WRITTEN REQUEST ::
Go through the listing below and list every line with "xuất".

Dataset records
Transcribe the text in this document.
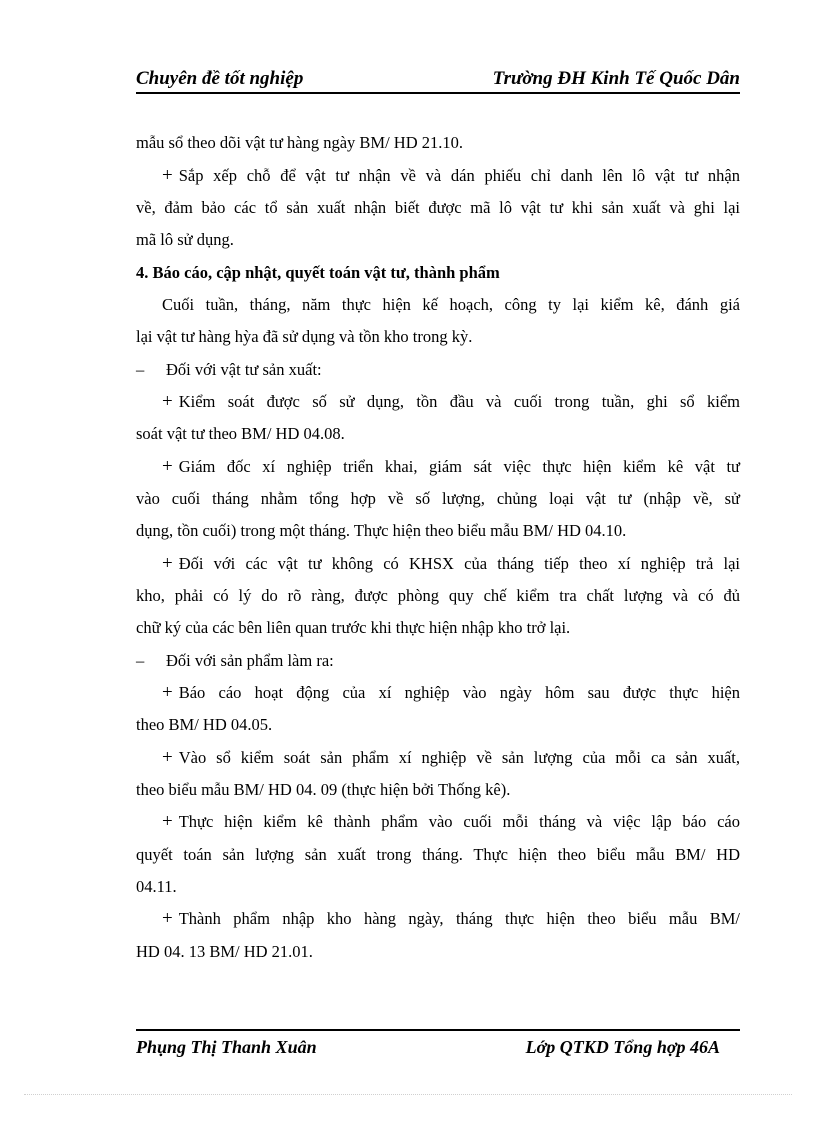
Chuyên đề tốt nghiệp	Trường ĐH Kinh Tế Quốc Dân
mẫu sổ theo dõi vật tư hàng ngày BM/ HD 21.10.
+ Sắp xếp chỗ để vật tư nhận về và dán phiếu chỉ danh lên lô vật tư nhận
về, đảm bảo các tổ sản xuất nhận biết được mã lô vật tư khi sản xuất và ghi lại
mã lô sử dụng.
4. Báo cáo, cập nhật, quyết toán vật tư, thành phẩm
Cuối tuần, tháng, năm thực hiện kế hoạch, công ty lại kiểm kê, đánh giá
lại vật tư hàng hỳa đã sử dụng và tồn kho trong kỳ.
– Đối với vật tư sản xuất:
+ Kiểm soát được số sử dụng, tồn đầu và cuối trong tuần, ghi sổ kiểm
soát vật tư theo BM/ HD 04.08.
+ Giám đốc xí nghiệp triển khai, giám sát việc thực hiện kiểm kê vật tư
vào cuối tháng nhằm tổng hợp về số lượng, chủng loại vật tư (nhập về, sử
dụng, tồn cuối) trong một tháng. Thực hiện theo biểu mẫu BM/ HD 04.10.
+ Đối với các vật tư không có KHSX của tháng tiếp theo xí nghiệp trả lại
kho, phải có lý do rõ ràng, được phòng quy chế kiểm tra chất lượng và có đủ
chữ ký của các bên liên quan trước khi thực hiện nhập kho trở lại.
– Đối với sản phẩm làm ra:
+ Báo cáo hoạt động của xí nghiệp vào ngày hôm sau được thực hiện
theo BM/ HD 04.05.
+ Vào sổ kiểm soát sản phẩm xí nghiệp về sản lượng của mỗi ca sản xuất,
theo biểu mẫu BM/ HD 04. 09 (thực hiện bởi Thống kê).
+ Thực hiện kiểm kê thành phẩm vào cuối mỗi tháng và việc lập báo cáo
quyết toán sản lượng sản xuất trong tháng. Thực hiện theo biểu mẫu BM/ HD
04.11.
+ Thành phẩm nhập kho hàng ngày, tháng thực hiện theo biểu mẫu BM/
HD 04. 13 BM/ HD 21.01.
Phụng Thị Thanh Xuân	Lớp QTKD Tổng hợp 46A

REPLY TO THE TASK ::
về, đảm bảo các tổ sản xuất nhận biết được mã lô vật tư khi sản xuất và ghi lại
– Đối với vật tư sản xuất:
+ Vào sổ kiểm soát sản phẩm xí nghiệp về sản lượng của mỗi ca sản xuất,
quyết toán sản lượng sản xuất trong tháng. Thực hiện theo biểu mẫu BM/ HD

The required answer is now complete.